------ LISTED ENTRIES

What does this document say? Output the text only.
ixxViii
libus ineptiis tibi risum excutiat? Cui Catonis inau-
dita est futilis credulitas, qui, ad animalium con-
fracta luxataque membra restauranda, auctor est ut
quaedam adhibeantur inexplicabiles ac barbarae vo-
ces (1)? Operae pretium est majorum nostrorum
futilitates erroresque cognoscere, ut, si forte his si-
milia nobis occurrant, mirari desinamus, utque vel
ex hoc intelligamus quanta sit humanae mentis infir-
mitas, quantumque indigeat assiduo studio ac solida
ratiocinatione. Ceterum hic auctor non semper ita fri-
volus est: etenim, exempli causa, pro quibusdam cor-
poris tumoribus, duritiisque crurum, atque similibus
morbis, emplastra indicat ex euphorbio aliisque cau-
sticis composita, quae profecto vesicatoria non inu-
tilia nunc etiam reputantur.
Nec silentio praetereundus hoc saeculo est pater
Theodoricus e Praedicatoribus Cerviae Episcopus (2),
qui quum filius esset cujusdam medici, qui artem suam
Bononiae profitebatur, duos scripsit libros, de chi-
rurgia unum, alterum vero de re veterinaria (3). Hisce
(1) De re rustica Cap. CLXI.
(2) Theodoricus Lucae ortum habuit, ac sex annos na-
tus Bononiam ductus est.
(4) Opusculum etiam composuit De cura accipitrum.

------------

__PROBLEM DESCRIPTION__: Find how many lines of the material include the string "auctor". Nothing but the number should be given.

__SOLUTION TO THIS PROBLEM__: 2